## DESCRIPTION OF THE TASK
Transcribe every line of the data below word for word, omitting the pictures.

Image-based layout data
----

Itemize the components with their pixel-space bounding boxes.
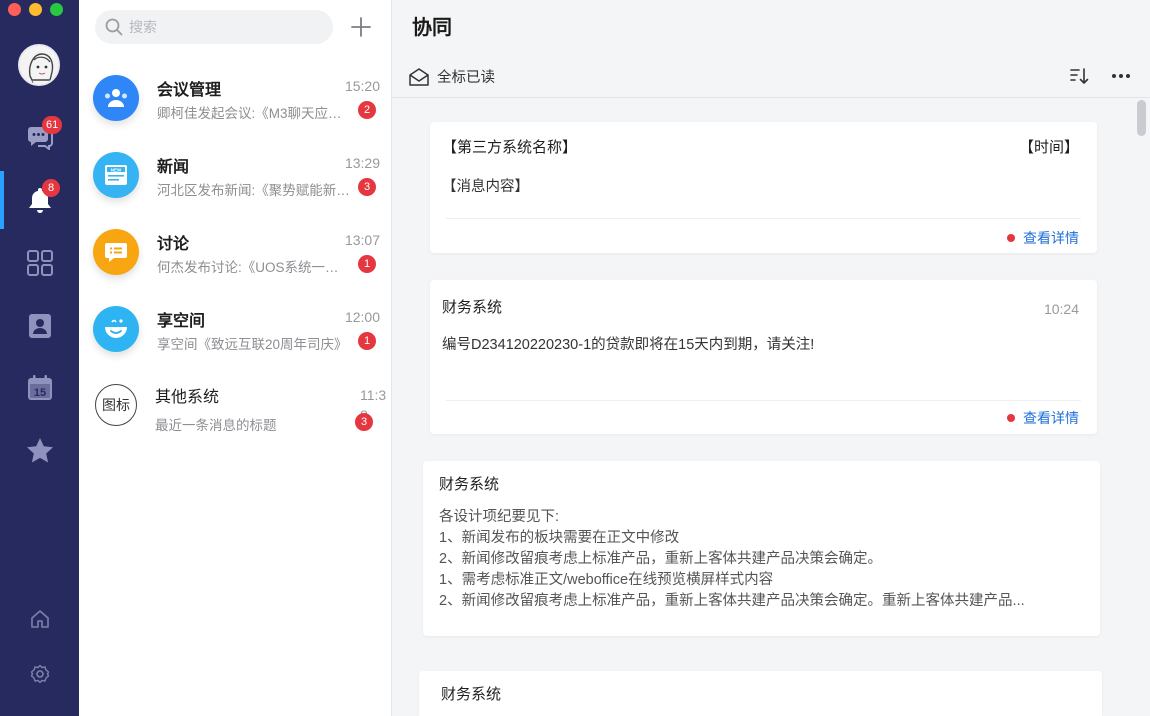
card-divider <box>446 218 1081 219</box>
window-controls <box>8 3 63 16</box>
unread-dot <box>1007 414 1015 422</box>
card-body: 各设计项纪要见下: 1、新闻发布的板块需要在正文中修改 2、新闻修改留痕考虑上标… <box>439 507 1025 612</box>
card-body-line: 2、新闻修改留痕考虑上标准产品，重新上客体共建产品决策会确定。重新上客体共建产品… <box>439 593 1025 609</box>
maximize-window-button[interactable] <box>50 3 63 16</box>
message-card[interactable]: 【第三方系统名称】 【时间】 【消息内容】 查看详情 <box>430 122 1097 253</box>
unread-count-badge: 2 <box>358 101 376 119</box>
toolbar: 全标已读 <box>392 58 1150 98</box>
conversation-time: 13:07 <box>344 232 380 248</box>
card-body-line: 1、需考虑标准正文/weboffice在线预览横屏样式内容 <box>439 572 774 588</box>
search-box[interactable] <box>95 10 333 44</box>
mark-all-read-button[interactable]: 全标已读 <box>408 66 495 87</box>
card-body: 编号D234120220230-1的贷款即将在15天内到期，请关注! <box>442 337 815 353</box>
card-body-line: 1、新闻发布的板块需要在正文中修改 <box>439 530 680 546</box>
view-detail-link[interactable]: 查看详情 <box>1007 228 1079 248</box>
apps-grid-icon <box>26 250 53 276</box>
conversation-preview: 卿柯佳发起会议:《M3聊天应用布局修改》 <box>157 106 352 121</box>
list-item[interactable]: 讨论 13:07 何杰发布讨论:《UOS系统一体化适配》 1 <box>79 214 392 291</box>
unread-dot <box>1007 234 1015 242</box>
view-detail-label: 查看详情 <box>1023 410 1079 426</box>
list-item[interactable]: 会议管理 15:20 卿柯佳发起会议:《M3聊天应用布局修改》 2 <box>79 60 392 137</box>
more-icon[interactable] <box>1110 66 1132 86</box>
unread-count-badge: 3 <box>355 413 373 431</box>
card-title: 【第三方系统名称】 <box>442 139 578 156</box>
conversation-preview: 享空间《致远互联20周年司庆》 <box>157 337 348 352</box>
close-window-button[interactable] <box>8 3 21 16</box>
list-item[interactable]: NEW 新闻 13:29 河北区发布新闻:《聚势赋能新起点》 3 <box>79 137 392 214</box>
left-rail: 61 8 15 <box>0 0 79 716</box>
news-icon: NEW <box>93 152 139 198</box>
add-icon[interactable] <box>349 15 373 39</box>
rail-favorites[interactable] <box>0 421 79 479</box>
conversation-title: 享空间 <box>157 313 206 330</box>
notification-badge: 8 <box>42 179 60 197</box>
message-card[interactable]: 财务系统 10:24 编号D234120220230-1的贷款即将在15天内到期… <box>430 280 1097 434</box>
card-body-line: 2、新闻修改留痕考虑上标准产品，重新上客体共建产品决策会确定。 <box>439 551 883 567</box>
view-detail-link[interactable]: 查看详情 <box>1007 408 1079 428</box>
sort-icon[interactable] <box>1069 66 1089 86</box>
card-divider <box>446 400 1081 401</box>
mark-all-read-label: 全标已读 <box>437 70 495 86</box>
conversation-title: 讨论 <box>157 236 190 253</box>
list-item[interactable]: 享空间 12:00 享空间《致远互联20周年司庆》 1 <box>79 291 392 368</box>
rail-home[interactable] <box>0 590 79 648</box>
card-title: 财务系统 <box>442 299 503 316</box>
svg-text:NEW: NEW <box>111 167 122 172</box>
scrollbar-thumb[interactable] <box>1137 100 1146 136</box>
card-body-line: 各设计项纪要见下: <box>439 509 560 525</box>
rail-calendar[interactable]: 15 <box>0 359 79 417</box>
placeholder-icon-label: 图标 <box>102 397 130 413</box>
search-icon <box>105 18 123 36</box>
rail-notifications[interactable]: 8 <box>0 171 79 229</box>
view-detail-label: 查看详情 <box>1023 230 1079 246</box>
conversation-preview: 河北区发布新闻:《聚势赋能新起点》 <box>157 183 352 198</box>
rail-settings[interactable] <box>0 645 79 703</box>
contacts-icon <box>28 314 51 338</box>
meeting-icon <box>93 75 139 121</box>
search-input[interactable] <box>129 19 309 35</box>
envelope-open-icon <box>409 67 429 86</box>
card-time: 【时间】 <box>1018 139 1079 156</box>
placeholder-icon: 图标 <box>95 384 137 426</box>
conversation-title: 会议管理 <box>157 82 222 99</box>
discussion-icon <box>93 229 139 275</box>
unread-count-badge: 3 <box>358 178 376 196</box>
rail-apps[interactable] <box>0 234 79 292</box>
conversation-title: 新闻 <box>157 159 190 176</box>
card-time: 10:24 <box>1043 301 1079 317</box>
conversation-preview: 最近一条消息的标题 <box>155 418 277 433</box>
message-card[interactable]: 财务系统 各设计项纪要见下: 1、新闻发布的板块需要在正文中修改 2、新闻修改留… <box>423 461 1100 636</box>
card-body: 【消息内容】 <box>442 179 529 195</box>
rail-contacts[interactable] <box>0 297 79 355</box>
calendar-icon: 15 <box>27 375 52 400</box>
main-panel: 协同 全标已读 【第三方系统名称】 【时间】 【消息内容】 查看详情 财务系统 <box>392 0 1150 716</box>
conversation-title: 其他系统 <box>155 389 220 406</box>
rail-chat[interactable]: 61 <box>0 108 79 166</box>
star-icon <box>26 437 53 462</box>
unread-count-badge: 1 <box>358 255 376 273</box>
conversation-time-line1: 11:3 <box>360 387 387 403</box>
user-avatar[interactable] <box>18 44 60 86</box>
conversation-list: 会议管理 15:20 卿柯佳发起会议:《M3聊天应用布局修改》 2 NEW 新闻… <box>79 0 392 716</box>
calendar-day-label: 15 <box>33 387 45 399</box>
page-title: 协同 <box>412 17 452 39</box>
card-title: 财务系统 <box>441 686 502 703</box>
conversation-time: 15:20 <box>344 78 380 94</box>
unread-count-badge: 1 <box>358 332 376 350</box>
share-space-icon <box>93 306 139 352</box>
list-item[interactable]: 图标 其他系统 11:3 8 最近一条消息的标题 3 <box>79 368 392 445</box>
minimize-window-button[interactable] <box>29 3 42 16</box>
chat-unread-badge: 61 <box>42 116 63 134</box>
message-card[interactable]: 财务系统 <box>419 671 1102 716</box>
home-icon <box>30 610 49 628</box>
conversation-time: 12:00 <box>344 309 380 325</box>
conversation-time: 13:29 <box>344 155 380 171</box>
conversation-preview: 何杰发布讨论:《UOS系统一体化适配》 <box>157 260 352 275</box>
card-title: 财务系统 <box>439 476 500 493</box>
settings-icon <box>30 664 49 684</box>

----

## CORRECT RESULT
Itemize the components with their pixel-space bounding boxes.
card-divider <box>446 218 1081 219</box>
window-controls <box>8 3 63 16</box>
unread-dot <box>1007 414 1015 422</box>
card-body: 各设计项纪要见下: 1、新闻发布的板块需要在正文中修改 2、新闻修改留痕考虑上标… <box>439 507 1025 612</box>
card-body-line: 2、新闻修改留痕考虑上标准产品，重新上客体共建产品决策会确定。重新上客体共建产品… <box>439 593 1025 609</box>
maximize-window-button[interactable] <box>50 3 63 16</box>
message-card[interactable]: 【第三方系统名称】 【时间】 【消息内容】 查看详情 <box>430 122 1097 253</box>
unread-count-badge: 2 <box>358 101 376 119</box>
toolbar: 全标已读 <box>392 58 1150 98</box>
conversation-time: 13:07 <box>344 232 380 248</box>
card-body-line: 1、需考虑标准正文/weboffice在线预览横屏样式内容 <box>439 572 774 588</box>
search-box[interactable] <box>95 10 333 44</box>
mark-all-read-button[interactable]: 全标已读 <box>408 66 495 87</box>
card-body: 编号D234120220230-1的贷款即将在15天内到期，请关注! <box>442 337 815 353</box>
card-body-line: 1、新闻发布的板块需要在正文中修改 <box>439 530 680 546</box>
view-detail-link[interactable]: 查看详情 <box>1007 228 1079 248</box>
apps-grid-icon <box>26 250 53 276</box>
conversation-preview: 卿柯佳发起会议:《M3聊天应用布局修改》 <box>157 106 352 121</box>
list-item[interactable]: 讨论 13:07 何杰发布讨论:《UOS系统一体化适配》 1 <box>79 214 392 291</box>
unread-dot <box>1007 234 1015 242</box>
view-detail-label: 查看详情 <box>1023 410 1079 426</box>
list-item[interactable]: 会议管理 15:20 卿柯佳发起会议:《M3聊天应用布局修改》 2 <box>79 60 392 137</box>
more-icon[interactable] <box>1110 66 1132 86</box>
unread-count-badge: 3 <box>355 413 373 431</box>
card-title: 【第三方系统名称】 <box>442 139 578 156</box>
conversation-preview: 享空间《致远互联20周年司庆》 <box>157 337 348 352</box>
close-window-button[interactable] <box>8 3 21 16</box>
list-item[interactable]: NEW 新闻 13:29 河北区发布新闻:《聚势赋能新起点》 3 <box>79 137 392 214</box>
left-rail: 61 8 15 <box>0 0 79 716</box>
news-icon: NEW <box>93 152 139 198</box>
add-icon[interactable] <box>349 15 373 39</box>
rail-favorites[interactable] <box>0 421 79 479</box>
conversation-title: 享空间 <box>157 313 206 330</box>
notification-badge: 8 <box>42 179 60 197</box>
message-card[interactable]: 财务系统 10:24 编号D234120220230-1的贷款即将在15天内到期… <box>430 280 1097 434</box>
card-body-line: 2、新闻修改留痕考虑上标准产品，重新上客体共建产品决策会确定。 <box>439 551 883 567</box>
view-detail-link[interactable]: 查看详情 <box>1007 408 1079 428</box>
sort-icon[interactable] <box>1069 66 1089 86</box>
card-divider <box>446 400 1081 401</box>
mark-all-read-label: 全标已读 <box>437 70 495 86</box>
conversation-title: 讨论 <box>157 236 190 253</box>
list-item[interactable]: 享空间 12:00 享空间《致远互联20周年司庆》 1 <box>79 291 392 368</box>
rail-home[interactable] <box>0 590 79 648</box>
card-title: 财务系统 <box>442 299 503 316</box>
svg-text:NEW: NEW <box>111 167 122 172</box>
scrollbar-thumb[interactable] <box>1137 100 1146 136</box>
card-body-line: 各设计项纪要见下: <box>439 509 560 525</box>
rail-calendar[interactable]: 15 <box>0 359 79 417</box>
placeholder-icon-label: 图标 <box>102 397 130 413</box>
search-icon <box>105 18 123 36</box>
rail-notifications[interactable]: 8 <box>0 171 79 229</box>
view-detail-label: 查看详情 <box>1023 230 1079 246</box>
conversation-preview: 河北区发布新闻:《聚势赋能新起点》 <box>157 183 352 198</box>
rail-settings[interactable] <box>0 645 79 703</box>
contacts-icon <box>28 314 51 338</box>
meeting-icon <box>93 75 139 121</box>
search-input[interactable] <box>129 19 309 35</box>
envelope-open-icon <box>409 67 429 86</box>
card-time: 【时间】 <box>1018 139 1079 156</box>
placeholder-icon: 图标 <box>95 384 137 426</box>
conversation-title: 会议管理 <box>157 82 222 99</box>
discussion-icon <box>93 229 139 275</box>
unread-count-badge: 3 <box>358 178 376 196</box>
rail-apps[interactable] <box>0 234 79 292</box>
conversation-title: 新闻 <box>157 159 190 176</box>
card-time: 10:24 <box>1043 301 1079 317</box>
conversation-preview: 最近一条消息的标题 <box>155 418 277 433</box>
message-card[interactable]: 财务系统 各设计项纪要见下: 1、新闻发布的板块需要在正文中修改 2、新闻修改留… <box>423 461 1100 636</box>
card-body: 【消息内容】 <box>442 179 529 195</box>
rail-contacts[interactable] <box>0 297 79 355</box>
calendar-icon: 15 <box>27 375 52 400</box>
main-panel: 协同 全标已读 【第三方系统名称】 【时间】 【消息内容】 查看详情 财务系统 <box>392 0 1150 716</box>
conversation-title: 其他系统 <box>155 389 220 406</box>
rail-chat[interactable]: 61 <box>0 108 79 166</box>
star-icon <box>26 437 53 462</box>
unread-count-badge: 1 <box>358 255 376 273</box>
conversation-time-line1: 11:3 <box>360 387 387 403</box>
user-avatar[interactable] <box>18 44 60 86</box>
conversation-list: 会议管理 15:20 卿柯佳发起会议:《M3聊天应用布局修改》 2 NEW 新闻… <box>79 0 392 716</box>
calendar-day-label: 15 <box>33 387 45 399</box>
page-title: 协同 <box>412 17 452 39</box>
card-title: 财务系统 <box>441 686 502 703</box>
conversation-time: 15:20 <box>344 78 380 94</box>
unread-count-badge: 1 <box>358 332 376 350</box>
share-space-icon <box>93 306 139 352</box>
list-item[interactable]: 图标 其他系统 11:3 8 最近一条消息的标题 3 <box>79 368 392 445</box>
minimize-window-button[interactable] <box>29 3 42 16</box>
chat-unread-badge: 61 <box>42 116 63 134</box>
message-card[interactable]: 财务系统 <box>419 671 1102 716</box>
home-icon <box>30 610 49 628</box>
conversation-time: 12:00 <box>344 309 380 325</box>
conversation-time: 13:29 <box>344 155 380 171</box>
conversation-preview: 何杰发布讨论:《UOS系统一体化适配》 <box>157 260 352 275</box>
card-title: 财务系统 <box>439 476 500 493</box>
settings-icon <box>30 664 49 684</box>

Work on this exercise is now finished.